## TO-DO LIST
1. Which version of Solr does the Solr mailing-list post say is running in cloud mode?
2. According to the Solr mailing-list post, why did the writer decide to ask the list for help?

━━ DOCUMENT EXTRACT

You are viewing a plain text version of this content. The canonical link for it is here.
Posted to solr-user@lucene.apache.org by David '-1' Schmid <da...@uni-ulm.de> on 2019/02/15 15:14:13 UTC
Suggest Component, prefix match (sur-)name

Hello solr-users!

I'm a bit stumped and after some days of trial-and-error, I've come to
the conclusion that I cannot figure this out by myself.

Where I'm at:

Solr 7.7 in cloud mode:
- 3 shards,
- 1 replication factor,
- 1 shards per node,
- 3 nodes,
  - coordinated with external zookeeper
  - running on three different VMs

What I do:

I'm building a search backend for academic citations, one of the most
important data are the authors. They are stored as 

.. managed-schema:
. 
. <fieldType name="important_strings" class="solr.StrField"
.   sortMissingLast="true" docValues="true" indexed="true" stored="true"
.   multiValued="true"/>
. 
. <field name="author"    type="important_strings"/>
.

and a random sample from the relevant data:

 "author":["Stefan Diepenbrock", "Timo Ropinski", "Klaus H. Hinrichs"],


What I'd like to achieve:

I'd like to provide (auto-complete) suggestions based on the names.

━━━━
━━ SUPPLIED DATA

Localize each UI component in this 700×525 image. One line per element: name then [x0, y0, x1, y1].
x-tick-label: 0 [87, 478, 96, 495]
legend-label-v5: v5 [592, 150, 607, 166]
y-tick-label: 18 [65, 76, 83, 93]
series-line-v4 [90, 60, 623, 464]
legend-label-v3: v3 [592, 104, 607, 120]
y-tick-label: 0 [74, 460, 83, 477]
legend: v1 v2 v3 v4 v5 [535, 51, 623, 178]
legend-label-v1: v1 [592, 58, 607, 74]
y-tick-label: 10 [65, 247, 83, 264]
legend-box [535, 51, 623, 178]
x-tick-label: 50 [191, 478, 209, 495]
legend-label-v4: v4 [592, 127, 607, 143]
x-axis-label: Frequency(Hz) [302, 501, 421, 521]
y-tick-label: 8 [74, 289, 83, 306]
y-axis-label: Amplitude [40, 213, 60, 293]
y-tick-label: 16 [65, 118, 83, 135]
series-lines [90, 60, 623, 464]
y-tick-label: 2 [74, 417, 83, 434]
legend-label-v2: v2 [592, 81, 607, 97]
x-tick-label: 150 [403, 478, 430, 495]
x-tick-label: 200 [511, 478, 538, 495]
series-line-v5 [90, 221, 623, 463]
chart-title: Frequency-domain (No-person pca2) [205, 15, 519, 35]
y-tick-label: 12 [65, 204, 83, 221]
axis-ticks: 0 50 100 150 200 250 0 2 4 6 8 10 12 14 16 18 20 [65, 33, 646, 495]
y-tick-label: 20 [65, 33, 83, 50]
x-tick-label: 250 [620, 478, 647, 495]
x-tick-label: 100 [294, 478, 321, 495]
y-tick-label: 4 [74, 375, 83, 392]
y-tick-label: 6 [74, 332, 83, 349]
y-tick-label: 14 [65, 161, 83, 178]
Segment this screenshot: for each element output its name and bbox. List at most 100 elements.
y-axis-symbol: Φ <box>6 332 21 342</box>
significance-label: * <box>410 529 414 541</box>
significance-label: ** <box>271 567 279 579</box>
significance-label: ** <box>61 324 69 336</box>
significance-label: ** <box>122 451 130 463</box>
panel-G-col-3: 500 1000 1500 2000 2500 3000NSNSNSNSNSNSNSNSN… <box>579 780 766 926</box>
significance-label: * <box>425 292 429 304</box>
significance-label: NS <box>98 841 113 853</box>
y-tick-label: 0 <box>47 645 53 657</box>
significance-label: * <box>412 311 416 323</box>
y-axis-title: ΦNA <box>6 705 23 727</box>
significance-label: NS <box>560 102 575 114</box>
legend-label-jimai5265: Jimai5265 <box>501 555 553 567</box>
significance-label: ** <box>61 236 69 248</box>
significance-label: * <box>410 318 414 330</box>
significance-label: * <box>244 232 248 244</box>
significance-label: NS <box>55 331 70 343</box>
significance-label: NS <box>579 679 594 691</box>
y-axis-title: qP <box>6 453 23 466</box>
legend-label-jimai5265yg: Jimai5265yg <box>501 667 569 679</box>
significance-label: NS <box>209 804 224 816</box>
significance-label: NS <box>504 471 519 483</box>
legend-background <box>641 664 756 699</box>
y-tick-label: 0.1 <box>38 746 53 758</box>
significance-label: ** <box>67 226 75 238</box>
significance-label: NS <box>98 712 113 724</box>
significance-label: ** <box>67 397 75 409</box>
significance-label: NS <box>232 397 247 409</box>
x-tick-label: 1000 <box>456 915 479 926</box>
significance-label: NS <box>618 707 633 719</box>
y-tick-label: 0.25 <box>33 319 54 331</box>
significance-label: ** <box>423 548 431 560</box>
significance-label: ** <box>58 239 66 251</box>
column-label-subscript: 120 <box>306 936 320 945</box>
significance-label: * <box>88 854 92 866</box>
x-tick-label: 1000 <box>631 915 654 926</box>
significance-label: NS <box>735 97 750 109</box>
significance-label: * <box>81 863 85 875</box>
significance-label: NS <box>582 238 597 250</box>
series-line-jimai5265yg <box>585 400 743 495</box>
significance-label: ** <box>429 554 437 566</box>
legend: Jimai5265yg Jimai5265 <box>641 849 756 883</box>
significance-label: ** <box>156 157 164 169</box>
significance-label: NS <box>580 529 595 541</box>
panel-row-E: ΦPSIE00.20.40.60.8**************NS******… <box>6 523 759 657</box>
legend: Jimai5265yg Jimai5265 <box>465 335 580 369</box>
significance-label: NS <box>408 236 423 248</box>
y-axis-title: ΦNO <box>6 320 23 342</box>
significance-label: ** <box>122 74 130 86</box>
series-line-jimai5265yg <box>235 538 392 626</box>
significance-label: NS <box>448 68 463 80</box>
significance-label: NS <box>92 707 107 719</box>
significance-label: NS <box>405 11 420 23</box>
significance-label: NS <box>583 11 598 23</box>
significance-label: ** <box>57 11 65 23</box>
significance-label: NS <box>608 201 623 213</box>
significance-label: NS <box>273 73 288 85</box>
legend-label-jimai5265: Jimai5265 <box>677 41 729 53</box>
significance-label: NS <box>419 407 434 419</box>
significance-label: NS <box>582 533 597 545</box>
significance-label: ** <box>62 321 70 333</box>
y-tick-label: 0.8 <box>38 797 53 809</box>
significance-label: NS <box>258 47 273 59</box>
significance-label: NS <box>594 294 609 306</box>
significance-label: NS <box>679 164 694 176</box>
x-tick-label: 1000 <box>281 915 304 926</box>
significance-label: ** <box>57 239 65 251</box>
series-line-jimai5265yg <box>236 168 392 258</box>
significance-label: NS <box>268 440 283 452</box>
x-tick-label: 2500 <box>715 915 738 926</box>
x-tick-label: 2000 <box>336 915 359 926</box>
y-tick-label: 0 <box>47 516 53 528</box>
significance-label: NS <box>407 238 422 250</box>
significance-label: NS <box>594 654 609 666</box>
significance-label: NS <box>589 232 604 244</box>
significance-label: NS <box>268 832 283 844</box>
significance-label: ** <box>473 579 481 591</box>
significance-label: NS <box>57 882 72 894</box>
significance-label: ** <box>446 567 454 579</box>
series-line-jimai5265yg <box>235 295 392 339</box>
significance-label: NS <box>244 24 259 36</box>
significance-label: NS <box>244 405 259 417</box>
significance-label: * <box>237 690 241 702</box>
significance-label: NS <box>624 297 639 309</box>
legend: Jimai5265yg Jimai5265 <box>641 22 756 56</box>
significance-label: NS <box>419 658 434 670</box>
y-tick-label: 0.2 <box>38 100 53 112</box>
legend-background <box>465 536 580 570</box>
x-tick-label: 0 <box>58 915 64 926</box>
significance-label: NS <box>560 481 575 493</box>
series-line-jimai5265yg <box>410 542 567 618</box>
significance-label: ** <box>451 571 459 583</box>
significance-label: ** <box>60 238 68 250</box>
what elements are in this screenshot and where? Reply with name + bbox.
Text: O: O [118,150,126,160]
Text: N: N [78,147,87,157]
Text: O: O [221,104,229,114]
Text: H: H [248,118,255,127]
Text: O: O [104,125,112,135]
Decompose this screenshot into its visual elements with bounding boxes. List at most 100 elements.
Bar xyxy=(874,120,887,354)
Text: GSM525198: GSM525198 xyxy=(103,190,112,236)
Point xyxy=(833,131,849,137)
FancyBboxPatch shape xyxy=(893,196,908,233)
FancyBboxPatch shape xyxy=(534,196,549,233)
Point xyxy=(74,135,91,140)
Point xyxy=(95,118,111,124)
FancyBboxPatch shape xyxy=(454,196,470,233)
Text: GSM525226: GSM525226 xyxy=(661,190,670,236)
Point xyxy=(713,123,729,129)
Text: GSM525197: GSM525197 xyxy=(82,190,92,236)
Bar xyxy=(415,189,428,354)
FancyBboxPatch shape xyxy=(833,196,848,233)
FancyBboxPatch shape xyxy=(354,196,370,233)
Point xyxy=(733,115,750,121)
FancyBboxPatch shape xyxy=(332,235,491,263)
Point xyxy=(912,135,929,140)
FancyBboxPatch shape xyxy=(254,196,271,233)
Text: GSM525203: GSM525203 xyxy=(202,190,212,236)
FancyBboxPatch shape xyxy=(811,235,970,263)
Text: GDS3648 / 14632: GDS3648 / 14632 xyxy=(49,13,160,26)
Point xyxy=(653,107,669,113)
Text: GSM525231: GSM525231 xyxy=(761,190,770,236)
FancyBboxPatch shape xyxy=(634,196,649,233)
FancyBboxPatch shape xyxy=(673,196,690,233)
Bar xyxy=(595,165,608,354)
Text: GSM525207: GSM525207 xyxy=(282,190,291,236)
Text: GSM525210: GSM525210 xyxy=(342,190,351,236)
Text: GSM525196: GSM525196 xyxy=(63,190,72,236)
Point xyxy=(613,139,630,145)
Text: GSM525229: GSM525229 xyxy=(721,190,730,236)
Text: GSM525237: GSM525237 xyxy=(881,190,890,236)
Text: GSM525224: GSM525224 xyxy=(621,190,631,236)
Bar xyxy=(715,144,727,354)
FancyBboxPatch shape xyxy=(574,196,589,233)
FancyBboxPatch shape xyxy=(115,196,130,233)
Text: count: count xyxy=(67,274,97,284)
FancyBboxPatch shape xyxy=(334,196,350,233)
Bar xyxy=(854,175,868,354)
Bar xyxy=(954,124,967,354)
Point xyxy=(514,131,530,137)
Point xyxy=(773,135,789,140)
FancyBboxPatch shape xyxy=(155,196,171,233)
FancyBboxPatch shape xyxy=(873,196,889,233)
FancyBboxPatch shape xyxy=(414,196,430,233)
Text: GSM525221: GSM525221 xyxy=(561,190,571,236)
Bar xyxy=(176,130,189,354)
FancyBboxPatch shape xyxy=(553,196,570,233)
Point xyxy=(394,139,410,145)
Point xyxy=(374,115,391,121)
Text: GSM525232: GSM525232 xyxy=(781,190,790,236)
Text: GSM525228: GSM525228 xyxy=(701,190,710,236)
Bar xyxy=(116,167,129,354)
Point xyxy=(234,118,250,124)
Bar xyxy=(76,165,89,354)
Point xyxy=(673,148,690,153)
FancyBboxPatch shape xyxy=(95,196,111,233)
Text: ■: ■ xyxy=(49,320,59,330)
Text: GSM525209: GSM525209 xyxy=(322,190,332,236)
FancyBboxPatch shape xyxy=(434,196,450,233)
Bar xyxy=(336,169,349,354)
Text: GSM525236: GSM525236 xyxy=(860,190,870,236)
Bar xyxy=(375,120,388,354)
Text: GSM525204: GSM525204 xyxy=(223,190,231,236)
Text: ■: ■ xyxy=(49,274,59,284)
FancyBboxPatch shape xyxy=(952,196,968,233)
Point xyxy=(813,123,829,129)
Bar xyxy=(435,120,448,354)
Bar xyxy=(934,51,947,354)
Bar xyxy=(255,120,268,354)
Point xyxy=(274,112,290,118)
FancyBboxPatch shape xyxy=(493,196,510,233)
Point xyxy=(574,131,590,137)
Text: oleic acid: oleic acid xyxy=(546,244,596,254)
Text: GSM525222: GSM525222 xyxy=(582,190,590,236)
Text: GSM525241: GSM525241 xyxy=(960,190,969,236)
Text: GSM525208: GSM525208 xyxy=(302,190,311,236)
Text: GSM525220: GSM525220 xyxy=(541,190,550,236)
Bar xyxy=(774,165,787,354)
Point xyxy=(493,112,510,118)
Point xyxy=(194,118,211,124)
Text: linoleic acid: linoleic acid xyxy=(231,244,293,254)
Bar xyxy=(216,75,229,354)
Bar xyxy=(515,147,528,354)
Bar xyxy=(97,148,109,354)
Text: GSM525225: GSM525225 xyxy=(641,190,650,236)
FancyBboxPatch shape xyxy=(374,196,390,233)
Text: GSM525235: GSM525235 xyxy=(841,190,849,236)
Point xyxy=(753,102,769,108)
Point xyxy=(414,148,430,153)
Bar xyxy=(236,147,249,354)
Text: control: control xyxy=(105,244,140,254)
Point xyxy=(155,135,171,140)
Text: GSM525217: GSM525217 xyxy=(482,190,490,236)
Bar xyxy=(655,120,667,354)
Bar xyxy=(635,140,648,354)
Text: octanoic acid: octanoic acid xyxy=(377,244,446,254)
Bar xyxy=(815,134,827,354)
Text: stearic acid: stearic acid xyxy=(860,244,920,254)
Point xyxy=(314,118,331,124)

━━━━

## SOLUTIONS IN ORDER
1. Solr 7.7.

2. After some days of trial and error, the writer concluded that they could not figure the problem out by themselves.